RECORDS FOR THE EXERCISE =>

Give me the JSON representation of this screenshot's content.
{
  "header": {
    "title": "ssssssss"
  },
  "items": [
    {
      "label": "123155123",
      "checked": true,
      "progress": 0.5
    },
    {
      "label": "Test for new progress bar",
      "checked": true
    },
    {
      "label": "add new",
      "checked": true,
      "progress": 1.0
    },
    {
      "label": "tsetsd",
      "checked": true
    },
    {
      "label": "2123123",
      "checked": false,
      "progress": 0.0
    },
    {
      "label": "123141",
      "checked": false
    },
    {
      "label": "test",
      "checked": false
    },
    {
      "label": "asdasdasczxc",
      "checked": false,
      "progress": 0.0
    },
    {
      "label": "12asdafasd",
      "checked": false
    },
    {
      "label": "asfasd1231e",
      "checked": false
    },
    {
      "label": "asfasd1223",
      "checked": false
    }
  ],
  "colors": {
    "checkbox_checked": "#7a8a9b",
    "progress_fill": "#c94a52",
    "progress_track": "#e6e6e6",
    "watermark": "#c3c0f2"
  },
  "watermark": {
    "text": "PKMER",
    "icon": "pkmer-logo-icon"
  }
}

SHORT PROBLEM =>
Your answer should be one number: how many lines in the material above contain the string "label".

FULL OUTPUT =>
11